■ **Selected passage**:
↓

Blog Update!
For those of you not following me on Facebook, as of the Summer of 2019 I've moved to Central WA, to a tiny mountain town of less than 1,000 people.

I will be covering my exploits here in the Cascades, as I try to further reduce my impact on the environment. With the same attitude, just at a higher altitude!

Monday, February 1, 2010

Getting fat from eating scraps

Welcome to the first day of 2010's Food Waste Reduction Challenge!

As I went through all my posts from last year's Food Waste Reduction Challenge, I remembered how kinda gross I felt after the month-long experiment. I pretty much felt forced to eat more than I normally do, just to prevent having to throw out food. And I think I gained weight over the month.

And, do you know what I finally just now realized? I'm fairly certain that we buy more food each week than we can possibly eat. Now, by Friday or so, it seems like the fridge is looking fairly empty, but we have a bad habit of overbuying just so we have a couple options on hand in case we don't have time to make some of the things we have planned. Meals with ingredients that will keep are generally punted first, but inevitably, you end up with more food in the house than you need.

↑

■ **Listed entries**:
↓

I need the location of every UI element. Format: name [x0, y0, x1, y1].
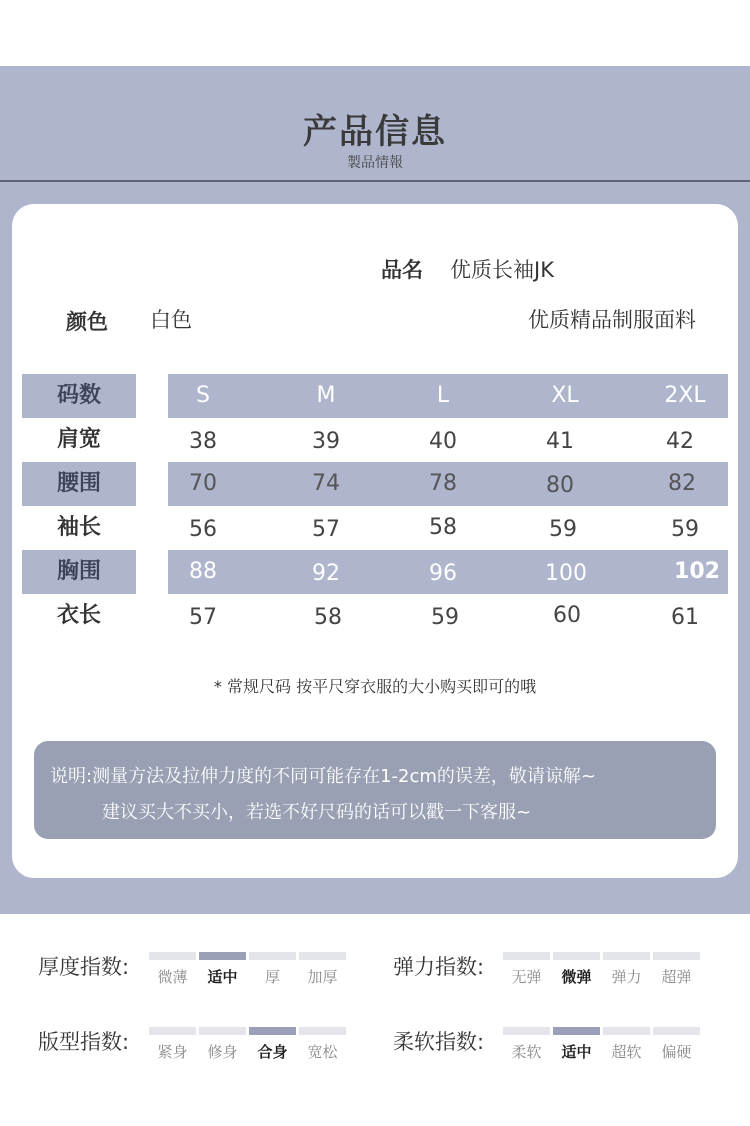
thickness-option: 厚: [264, 968, 280, 986]
page-subtitle: 製品情報: [347, 155, 403, 171]
thickness-segment: [149, 952, 196, 960]
page-title: 产品信息: [303, 112, 447, 152]
table-cell: 38: [189, 429, 217, 454]
row-label-sleeve: 袖长: [56, 515, 101, 540]
elasticity-option: 弹力: [611, 968, 642, 986]
elasticity-segment: [603, 952, 650, 960]
thickness-option: 加厚: [307, 968, 338, 986]
softness-option: 偏硬: [661, 1043, 692, 1061]
table-cell: 59: [671, 517, 699, 542]
color-label: 颜色: [66, 310, 108, 334]
thickness-option: 微薄: [157, 968, 188, 986]
table-cell: 39: [312, 429, 340, 454]
softness-option-selected: 适中: [561, 1043, 592, 1061]
table-cell: 92: [312, 561, 340, 586]
softness-segment: [603, 1027, 650, 1035]
table-cell: 40: [429, 429, 457, 454]
table-cell: 74: [312, 471, 340, 496]
row-label-length: 衣长: [56, 603, 101, 628]
size-header: M: [316, 383, 336, 408]
color-value: 白色: [150, 308, 192, 332]
table-cell: 57: [189, 605, 217, 630]
elasticity-option: 超弹: [661, 968, 692, 986]
header-divider: [0, 180, 750, 182]
table-cell: 59: [549, 517, 577, 542]
table-cell: 78: [429, 471, 457, 496]
size-note: * 常规尺码 按平尺穿衣服的大小购买即可的哦: [213, 677, 537, 696]
table-cell: 96: [429, 561, 457, 586]
notice-line-2: 建议买大不买小，若选不好尺码的话可以戳一下客服~: [102, 802, 532, 823]
table-cell: 58: [429, 515, 457, 540]
softness-option: 超软: [611, 1043, 642, 1061]
fit-segment: [199, 1027, 246, 1035]
softness-option: 柔软: [511, 1043, 542, 1061]
size-header: S: [196, 383, 210, 408]
fit-option: 紧身: [157, 1043, 188, 1061]
table-cell: 100: [545, 561, 587, 586]
fit-option: 宽松: [307, 1043, 338, 1061]
table-cell: 60: [553, 603, 581, 628]
thickness-segment: [249, 952, 296, 960]
table-cell: 57: [312, 517, 340, 542]
thickness-segment-selected: [199, 952, 246, 960]
size-header-label: 码数: [22, 374, 136, 418]
softness-segment: [653, 1027, 700, 1035]
fit-index-label: 版型指数:: [38, 1030, 130, 1054]
product-name-value: 优质长袖JK: [450, 258, 554, 282]
fit-segment: [149, 1027, 196, 1035]
row-label-shoulder: 肩宽: [56, 427, 101, 452]
elasticity-segment: [503, 952, 550, 960]
fit-segment: [299, 1027, 346, 1035]
row-label-waist: 腰围: [22, 462, 136, 506]
notice-line-1: 说明:测量方法及拉伸力度的不同可能存在1-2cm的误差，敬请谅解~: [50, 766, 596, 787]
product-name-label: 品名: [381, 258, 423, 282]
table-cell: 56: [189, 517, 217, 542]
elasticity-option: 无弹: [511, 968, 542, 986]
elasticity-segment: [653, 952, 700, 960]
softness-segment-selected: [553, 1027, 600, 1035]
elasticity-option-selected: 微弹: [561, 968, 592, 986]
table-cell: 88: [189, 559, 217, 584]
fit-option-selected: 合身: [257, 1043, 288, 1061]
table-cell: 61: [671, 605, 699, 630]
fabric-description: 优质精品制服面料: [528, 308, 696, 332]
table-cell: 82: [668, 471, 696, 496]
size-header: 2XL: [664, 383, 706, 408]
thickness-index-label: 厚度指数:: [38, 955, 130, 979]
fit-option: 修身: [207, 1043, 238, 1061]
table-cell: 42: [666, 429, 694, 454]
softness-index-label: 柔软指数:: [393, 1030, 485, 1054]
table-cell: 70: [189, 471, 217, 496]
row-label-chest: 胸围: [22, 550, 136, 594]
fit-segment-selected: [249, 1027, 296, 1035]
table-cell: 41: [546, 429, 574, 454]
table-cell: 102: [674, 559, 720, 584]
table-cell: 59: [431, 605, 459, 630]
thickness-option-selected: 适中: [207, 968, 238, 986]
size-header: XL: [551, 383, 579, 408]
softness-segment: [503, 1027, 550, 1035]
thickness-segment: [299, 952, 346, 960]
size-header: L: [436, 383, 450, 408]
elasticity-segment: [553, 952, 600, 960]
elasticity-index-label: 弹力指数:: [393, 955, 485, 979]
table-cell: 58: [314, 605, 342, 630]
table-cell: 80: [546, 473, 574, 498]
notice-box: [34, 741, 716, 839]
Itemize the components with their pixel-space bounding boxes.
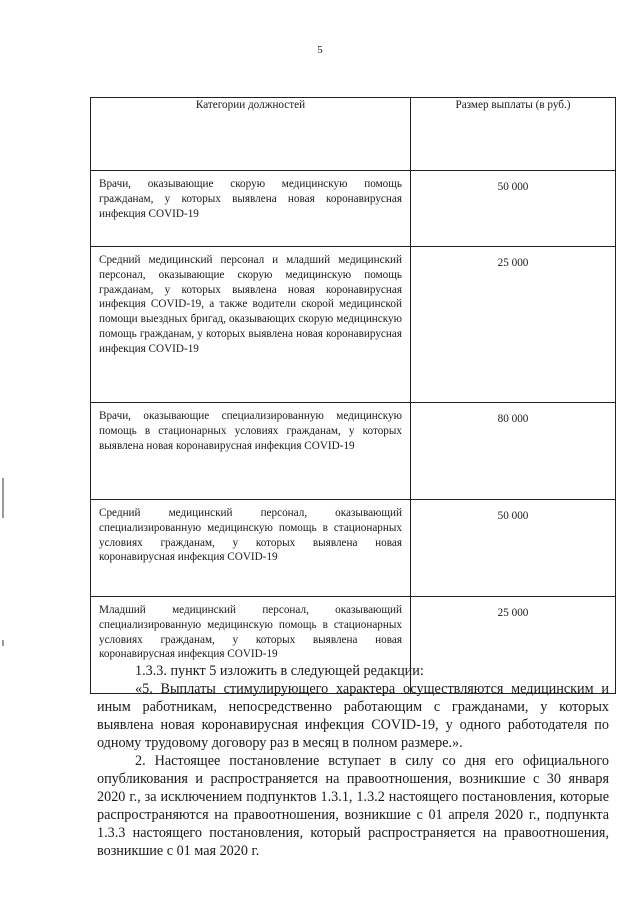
scan-margin-mark <box>2 478 4 518</box>
paragraph-effective-date: 2. Настоящее постановление вступает в силу со дня его официального опубликования и распространяется на правоотношения, возникшие с 30 января 2020 г., за исключением подпунктов 1.3.1, 1.3.2 настоящего постановления, которые распространяются на правоотношения, возникшие с 01 апреля 2020 г., подпункта 1.3.3 настоящего постановления, который распространяется на правоотношения, возникшие с 01 мая 2020 г. <box>97 753 609 859</box>
category-cell: Младший медицинский персонал, оказывающий специализированную медицинскую помощь в стационарных условиях гражданам, у которых выявлена новая коронавирусная инфекция COVID-19 <box>91 597 411 694</box>
scan-margin-mark <box>2 640 4 646</box>
amount-cell: 50 000 <box>411 500 616 597</box>
amount-cell: 50 000 <box>411 171 616 247</box>
table-row <box>91 171 616 247</box>
category-cell: Средний медицинский персонал, оказывающий специализированную медицинскую помощь в стационарных условиях гражданам, у которых выявлена новая коронавирусная инфекция COVID-19 <box>91 500 411 597</box>
header-category: Категории должностей <box>91 98 411 171</box>
header-amount: Размер выплаты (в руб.) <box>411 98 616 171</box>
paragraph-item-1-3-3: 1.3.3. пункт 5 изложить в следующей редакции: <box>135 663 424 679</box>
amount-cell: 80 000 <box>411 403 616 500</box>
paragraph-quoted-point-5: «5. Выплаты стимулирующего характера осуществляются медицинским и иным работникам, непосредственно работающим с гражданами, у которых выявлена новая коронавирусная инфекция COVID-19, у одного работодателя по одному трудовому договору раз в месяц в полном размере.». <box>97 681 609 751</box>
table-row <box>91 247 616 403</box>
category-cell: Врачи, оказывающие скорую медицинскую помощь гражданам, у которых выявлена новая коронавирусная инфекция COVID-19 <box>91 171 411 247</box>
category-cell: Средний медицинский персонал и младший медицинский персонал, оказывающие скорую медицинскую помощь гражданам, у которых выявлена новая коронавирусная инфекция COVID-19, а также водители скорой медицинской помощи выездных бригад, оказывающих скорую медицинскую помощь гражданам, у которых выявлена новая коронавирусная инфекция COVID-19 <box>91 247 411 403</box>
amount-cell: 25 000 <box>411 247 616 403</box>
page-number: 5 <box>317 44 323 56</box>
category-cell: Врачи, оказывающие специализированную медицинскую помощь в стационарных условиях гражданам, у которых выявлена новая коронавирусная инфекция COVID-19 <box>91 403 411 500</box>
table-row <box>91 403 616 500</box>
amount-cell: 25 000 <box>411 597 616 694</box>
table-row <box>91 500 616 597</box>
table-header-row <box>91 98 616 171</box>
payment-table <box>90 97 616 694</box>
body-text <box>97 662 609 860</box>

↑

■ **What is asked**:
**1)** Please repeat the part of the food waste blog post that opens with the words containing "Getting fat from" and closes with "over the month.".
**2)** Decide whether each statement agrees with the food waste blog post. For each, answer yes or no and quote the words from the post that settle it.
(a) The writer moved to a small mountain town in Central WA in the Summer of 2019.
(b) The writer felt good after the month-long experiment from the previous year.
(c) Meals whose ingredients will keep are usually the first ones cooked.

■ **Solutions by task**:
**1)**
Getting fat from eating scraps

Welcome to the first day of 2010's Food Waste Reduction Challenge!

As I went through all my posts from last year's Food Waste Reduction Challenge, I remembered how kinda gross I felt after the month-long experiment. I pretty much felt forced to eat more than I normally do, just to prevent having to throw out food. And I think I gained weight over the month.

**2)**
(a) Yes: "as of the Summer of 2019 I've moved to Central WA, to a tiny mountain town of less than 1,000 people."
(b) No: "I remembered how kinda gross I felt after the month-long experiment."
(c) No: "Meals with ingredients that will keep are generally punted first"